For each line of the data below that holds "JSON", copy the line.

»»

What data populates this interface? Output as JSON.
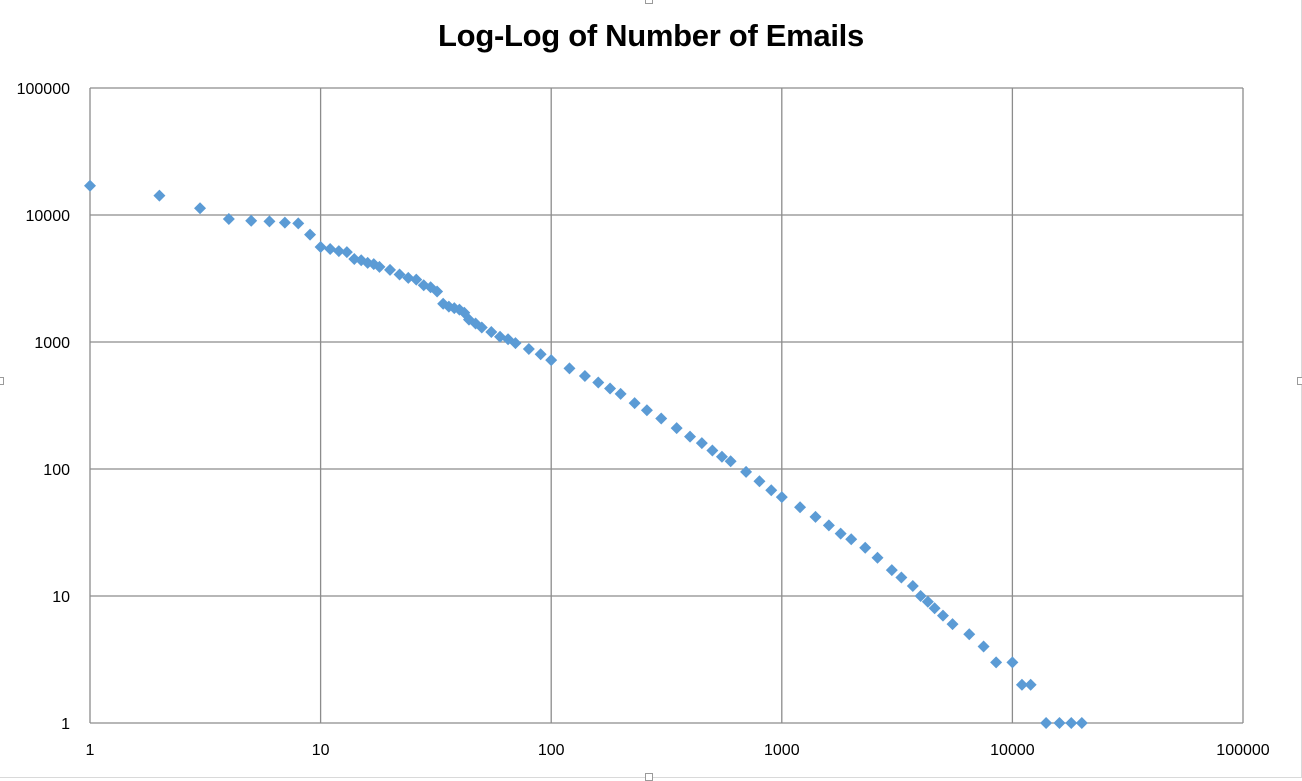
{
  "chart_data": {
    "type": "scatter",
    "title": "Log-Log of Number of Emails",
    "xlabel": "",
    "ylabel": "",
    "x_scale": "log",
    "y_scale": "log",
    "xlim": [
      1,
      100000
    ],
    "ylim": [
      1,
      100000
    ],
    "grid": true,
    "legend": "none",
    "marker": "diamond",
    "colors": {
      "marker": "#5b9bd5",
      "grid": "#8c8c8c"
    },
    "x_ticks": [
      "1",
      "10",
      "100",
      "1000",
      "10000",
      "100000"
    ],
    "y_ticks": [
      "1",
      "10",
      "100",
      "1000",
      "10000",
      "100000"
    ],
    "series": [
      {
        "points": [
          [
            1,
            17000
          ],
          [
            2,
            14200
          ],
          [
            3,
            11300
          ],
          [
            4,
            9300
          ],
          [
            5,
            9000
          ],
          [
            6,
            8900
          ],
          [
            7,
            8700
          ],
          [
            8,
            8600
          ],
          [
            9,
            7000
          ],
          [
            10,
            5600
          ],
          [
            11,
            5400
          ],
          [
            12,
            5200
          ],
          [
            13,
            5100
          ],
          [
            14,
            4500
          ],
          [
            15,
            4400
          ],
          [
            16,
            4200
          ],
          [
            17,
            4100
          ],
          [
            18,
            3900
          ],
          [
            20,
            3700
          ],
          [
            22,
            3400
          ],
          [
            24,
            3200
          ],
          [
            26,
            3100
          ],
          [
            28,
            2800
          ],
          [
            30,
            2700
          ],
          [
            32,
            2500
          ],
          [
            34,
            2000
          ],
          [
            36,
            1900
          ],
          [
            38,
            1850
          ],
          [
            40,
            1800
          ],
          [
            42,
            1700
          ],
          [
            44,
            1500
          ],
          [
            47,
            1400
          ],
          [
            50,
            1300
          ],
          [
            55,
            1200
          ],
          [
            60,
            1100
          ],
          [
            65,
            1050
          ],
          [
            70,
            980
          ],
          [
            80,
            880
          ],
          [
            90,
            800
          ],
          [
            100,
            720
          ],
          [
            120,
            620
          ],
          [
            140,
            540
          ],
          [
            160,
            480
          ],
          [
            180,
            430
          ],
          [
            200,
            390
          ],
          [
            230,
            330
          ],
          [
            260,
            290
          ],
          [
            300,
            250
          ],
          [
            350,
            210
          ],
          [
            400,
            180
          ],
          [
            450,
            160
          ],
          [
            500,
            140
          ],
          [
            550,
            125
          ],
          [
            600,
            115
          ],
          [
            700,
            95
          ],
          [
            800,
            80
          ],
          [
            900,
            68
          ],
          [
            1000,
            60
          ],
          [
            1200,
            50
          ],
          [
            1400,
            42
          ],
          [
            1600,
            36
          ],
          [
            1800,
            31
          ],
          [
            2000,
            28
          ],
          [
            2300,
            24
          ],
          [
            2600,
            20
          ],
          [
            3000,
            16
          ],
          [
            3300,
            14
          ],
          [
            3700,
            12
          ],
          [
            4000,
            10
          ],
          [
            4300,
            9
          ],
          [
            4600,
            8
          ],
          [
            5000,
            7
          ],
          [
            5500,
            6
          ],
          [
            6500,
            5
          ],
          [
            7500,
            4
          ],
          [
            8500,
            3
          ],
          [
            10000,
            3
          ],
          [
            11000,
            2
          ],
          [
            12000,
            2
          ],
          [
            14000,
            1
          ],
          [
            16000,
            1
          ],
          [
            18000,
            1
          ],
          [
            20000,
            1
          ]
        ]
      }
    ]
  }
}
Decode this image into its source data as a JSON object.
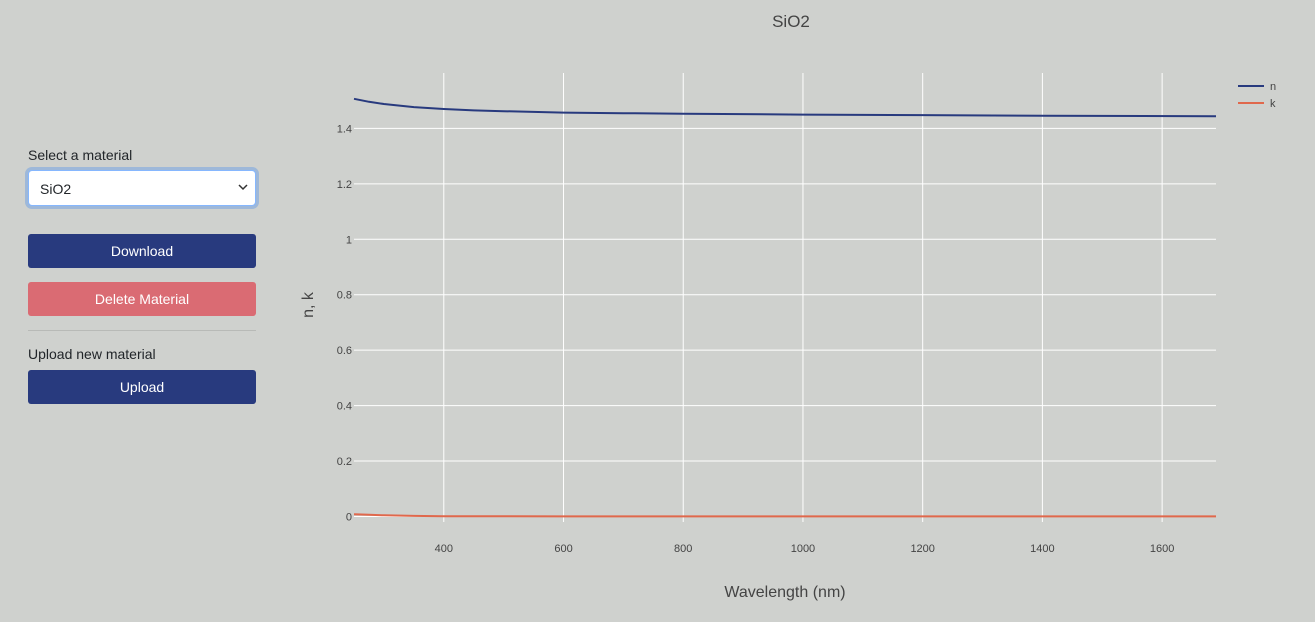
{
  "sidebar": {
    "select_label": "Select a material",
    "selected_material": "SiO2",
    "download_label": "Download",
    "delete_label": "Delete Material",
    "upload_heading": "Upload new material",
    "upload_label": "Upload"
  },
  "colors": {
    "primary_button": "#283a7e",
    "danger_button": "#da6b73",
    "series_n": "#283a7e",
    "series_k": "#e0684c"
  },
  "chart_data": {
    "type": "line",
    "title": "SiO2",
    "xlabel": "Wavelength (nm)",
    "ylabel": "n, k",
    "xlim": [
      250,
      1690
    ],
    "ylim": [
      -0.02,
      1.6
    ],
    "x_ticks": [
      400,
      600,
      800,
      1000,
      1200,
      1400,
      1600
    ],
    "y_ticks": [
      0,
      0.2,
      0.4,
      0.6,
      0.8,
      1,
      1.2,
      1.4
    ],
    "grid": true,
    "legend_position": "top-right",
    "series": [
      {
        "name": "n",
        "x": [
          250,
          275,
          300,
          350,
          400,
          450,
          500,
          600,
          700,
          800,
          1000,
          1200,
          1400,
          1690
        ],
        "y": [
          1.507,
          1.496,
          1.488,
          1.477,
          1.47,
          1.465,
          1.462,
          1.457,
          1.455,
          1.453,
          1.45,
          1.448,
          1.446,
          1.444
        ]
      },
      {
        "name": "k",
        "x": [
          250,
          275,
          300,
          350,
          400,
          500,
          600,
          800,
          1000,
          1400,
          1690
        ],
        "y": [
          0.008,
          0.006,
          0.004,
          0.002,
          0.001,
          0.0005,
          0.0003,
          0.0002,
          0.0001,
          0.0001,
          0.0001
        ]
      }
    ]
  }
}
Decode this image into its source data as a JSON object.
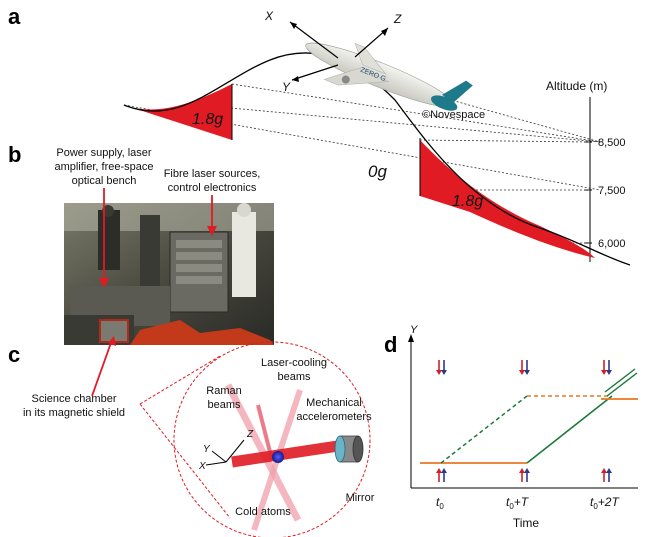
{
  "panels": {
    "a": "a",
    "b": "b",
    "c": "c",
    "d": "d"
  },
  "flight": {
    "axis_x": "X",
    "axis_y": "Y",
    "axis_z": "Z",
    "label_1_8g_left": "1.8g",
    "label_0g": "0g",
    "label_1_8g_right": "1.8g",
    "credit": "©Novespace",
    "altitude_title": "Altitude (m)",
    "altitude_ticks": [
      "8,500",
      "7,500",
      "6,000"
    ],
    "aircraft_livery": "ZERO G"
  },
  "photo": {
    "label_power": [
      "Power supply, laser",
      "amplifier, free-space",
      "optical bench"
    ],
    "label_fibre": [
      "Fibre laser sources,",
      "control electronics"
    ],
    "label_science": [
      "Science chamber",
      "in its magnetic shield"
    ]
  },
  "schematic": {
    "laser_cooling": [
      "Laser-cooling",
      "beams"
    ],
    "raman": [
      "Raman",
      "beams"
    ],
    "mechanical": [
      "Mechanical",
      "accelerometers"
    ],
    "cold_atoms": "Cold atoms",
    "mirror": "Mirror",
    "axis_x": "X",
    "axis_y": "Y",
    "axis_z": "Z"
  },
  "timing": {
    "y_axis_label": "Y",
    "x_axis_label": "Time",
    "tick_t0": "t",
    "tick_t0_sub": "0",
    "tick_t0T": "+T",
    "tick_t02T": "+2T",
    "colors": {
      "orange": "#e87722",
      "green": "#1a7a3a",
      "red": "#d0202a",
      "blue": "#2a3a8a"
    }
  }
}
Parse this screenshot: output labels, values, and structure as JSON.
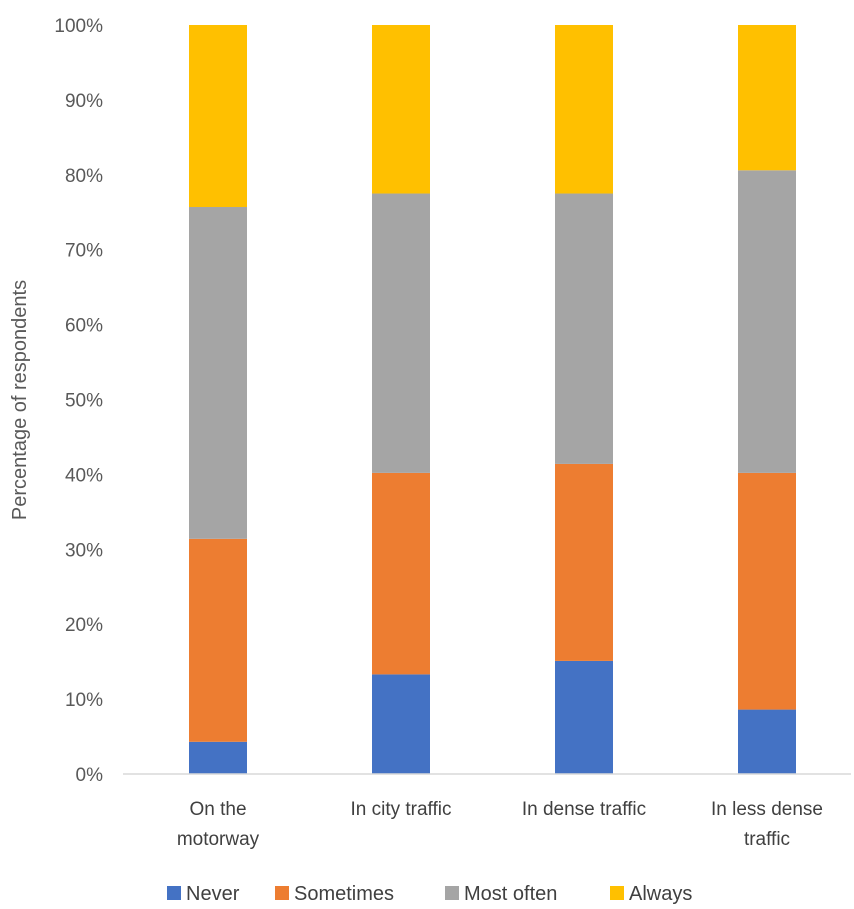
{
  "chart_data": {
    "type": "bar",
    "stacked": true,
    "percent_stacked": true,
    "categories": [
      [
        "On the",
        "motorway"
      ],
      [
        "In city traffic"
      ],
      [
        "In dense traffic"
      ],
      [
        "In less dense",
        "traffic"
      ]
    ],
    "series": [
      {
        "name": "Never",
        "color": "#4472C4",
        "values": [
          4.3,
          13.3,
          15.1,
          8.6
        ]
      },
      {
        "name": "Sometimes",
        "color": "#ED7D31",
        "values": [
          27.1,
          26.9,
          26.3,
          31.6
        ]
      },
      {
        "name": "Most often",
        "color": "#A5A5A5",
        "values": [
          44.3,
          37.3,
          36.1,
          40.4
        ]
      },
      {
        "name": "Always",
        "color": "#FFC000",
        "values": [
          24.3,
          22.5,
          22.5,
          19.4
        ]
      }
    ],
    "yticks": [
      "0%",
      "10%",
      "20%",
      "30%",
      "40%",
      "50%",
      "60%",
      "70%",
      "80%",
      "90%",
      "100%"
    ],
    "ylim": [
      0,
      100
    ],
    "ylabel": "Percentage of respondents",
    "xlabel": "",
    "grid": false,
    "legend_position": "bottom"
  }
}
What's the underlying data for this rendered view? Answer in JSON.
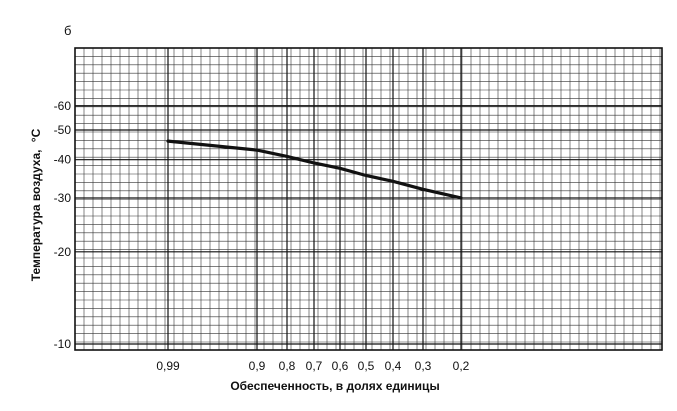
{
  "chart_data": {
    "type": "line",
    "panel_label": "б",
    "xlabel": "Обеспеченность, в долях единицы",
    "ylabel": "Температура воздуха,",
    "ylabel_unit": "°C",
    "x_ticks": [
      {
        "value": 0.99,
        "label": "0,99"
      },
      {
        "value": 0.9,
        "label": "0,9"
      },
      {
        "value": 0.8,
        "label": "0,8"
      },
      {
        "value": 0.7,
        "label": "0,7"
      },
      {
        "value": 0.6,
        "label": "0,6"
      },
      {
        "value": 0.5,
        "label": "0,5"
      },
      {
        "value": 0.4,
        "label": "0,4"
      },
      {
        "value": 0.3,
        "label": "0,3"
      },
      {
        "value": 0.2,
        "label": "0,2"
      }
    ],
    "y_ticks": [
      {
        "value": -10,
        "label": "-10"
      },
      {
        "value": -20,
        "label": "-20"
      },
      {
        "value": -30,
        "label": "-30"
      },
      {
        "value": -40,
        "label": "-40"
      },
      {
        "value": -50,
        "label": "-50"
      },
      {
        "value": -60,
        "label": "-60"
      }
    ],
    "y_scale": "log",
    "ylim": [
      -10,
      -90
    ],
    "series": [
      {
        "x": [
          0.99,
          0.9,
          0.8,
          0.7,
          0.6,
          0.5,
          0.4,
          0.3,
          0.2
        ],
        "y": [
          -46,
          -43,
          -41,
          -39,
          -37.5,
          -35.5,
          -34,
          -32,
          -30
        ]
      }
    ],
    "line_color": "#111111",
    "grid": true
  }
}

««

[Reply]
What data populates this interface? Output as JSON.
Decode this image into its source data as a JSON object.
Decode this image into its source data as a JSON object.
Parse this screenshot: output labels, values, and structure as JSON.
What's the underlying data for this rendered view? Answer in JSON.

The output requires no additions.